Objective >>
Find the lines containing the word "each" and copy every one of them.

--- START Data entries ---

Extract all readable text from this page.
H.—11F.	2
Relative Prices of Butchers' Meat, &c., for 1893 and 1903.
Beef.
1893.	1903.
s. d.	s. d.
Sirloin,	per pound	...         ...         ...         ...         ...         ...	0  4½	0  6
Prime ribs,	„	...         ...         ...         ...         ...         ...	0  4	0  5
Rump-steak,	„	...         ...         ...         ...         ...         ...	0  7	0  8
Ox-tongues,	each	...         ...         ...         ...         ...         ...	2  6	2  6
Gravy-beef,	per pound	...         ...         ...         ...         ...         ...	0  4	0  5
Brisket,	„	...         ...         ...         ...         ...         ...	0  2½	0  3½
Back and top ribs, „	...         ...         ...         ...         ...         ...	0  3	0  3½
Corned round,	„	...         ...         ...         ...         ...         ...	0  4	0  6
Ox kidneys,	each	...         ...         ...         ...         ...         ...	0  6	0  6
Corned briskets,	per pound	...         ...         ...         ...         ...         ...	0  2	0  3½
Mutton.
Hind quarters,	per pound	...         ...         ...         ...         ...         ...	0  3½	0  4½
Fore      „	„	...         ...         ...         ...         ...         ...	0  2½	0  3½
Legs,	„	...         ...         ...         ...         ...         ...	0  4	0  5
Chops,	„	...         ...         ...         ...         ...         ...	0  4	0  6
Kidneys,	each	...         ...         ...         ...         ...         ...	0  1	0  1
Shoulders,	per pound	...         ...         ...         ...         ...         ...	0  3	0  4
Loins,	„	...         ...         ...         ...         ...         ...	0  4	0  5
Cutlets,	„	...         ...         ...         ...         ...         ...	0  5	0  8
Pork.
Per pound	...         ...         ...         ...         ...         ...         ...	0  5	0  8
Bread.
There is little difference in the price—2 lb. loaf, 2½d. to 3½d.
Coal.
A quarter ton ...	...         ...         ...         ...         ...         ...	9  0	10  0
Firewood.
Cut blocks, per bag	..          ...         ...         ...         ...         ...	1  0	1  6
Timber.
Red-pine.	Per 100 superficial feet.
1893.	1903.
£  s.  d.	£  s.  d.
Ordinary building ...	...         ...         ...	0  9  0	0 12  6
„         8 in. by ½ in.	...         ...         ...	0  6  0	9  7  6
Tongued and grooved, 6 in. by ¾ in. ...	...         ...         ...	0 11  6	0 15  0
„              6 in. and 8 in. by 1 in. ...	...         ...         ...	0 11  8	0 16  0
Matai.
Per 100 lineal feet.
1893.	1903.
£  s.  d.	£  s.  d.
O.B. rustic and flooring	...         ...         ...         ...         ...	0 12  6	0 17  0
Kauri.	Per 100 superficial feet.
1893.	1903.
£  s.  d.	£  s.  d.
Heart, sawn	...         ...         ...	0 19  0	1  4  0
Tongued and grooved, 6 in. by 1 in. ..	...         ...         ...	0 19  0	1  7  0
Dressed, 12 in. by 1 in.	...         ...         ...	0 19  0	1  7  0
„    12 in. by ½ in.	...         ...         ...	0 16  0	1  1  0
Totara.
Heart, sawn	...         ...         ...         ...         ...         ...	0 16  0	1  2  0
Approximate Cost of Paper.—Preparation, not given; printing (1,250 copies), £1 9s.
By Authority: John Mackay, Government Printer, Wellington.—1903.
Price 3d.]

--- END Data entries ---

Exercise answer >>
Ox-tongues,	each	...         ...         ...         ...         ...         ...	2  6	2  6
Ox kidneys,	each	...         ...         ...         ...         ...         ...	0  6	0  6
Kidneys,	each	...         ...         ...         ...         ...         ...	0  1	0  1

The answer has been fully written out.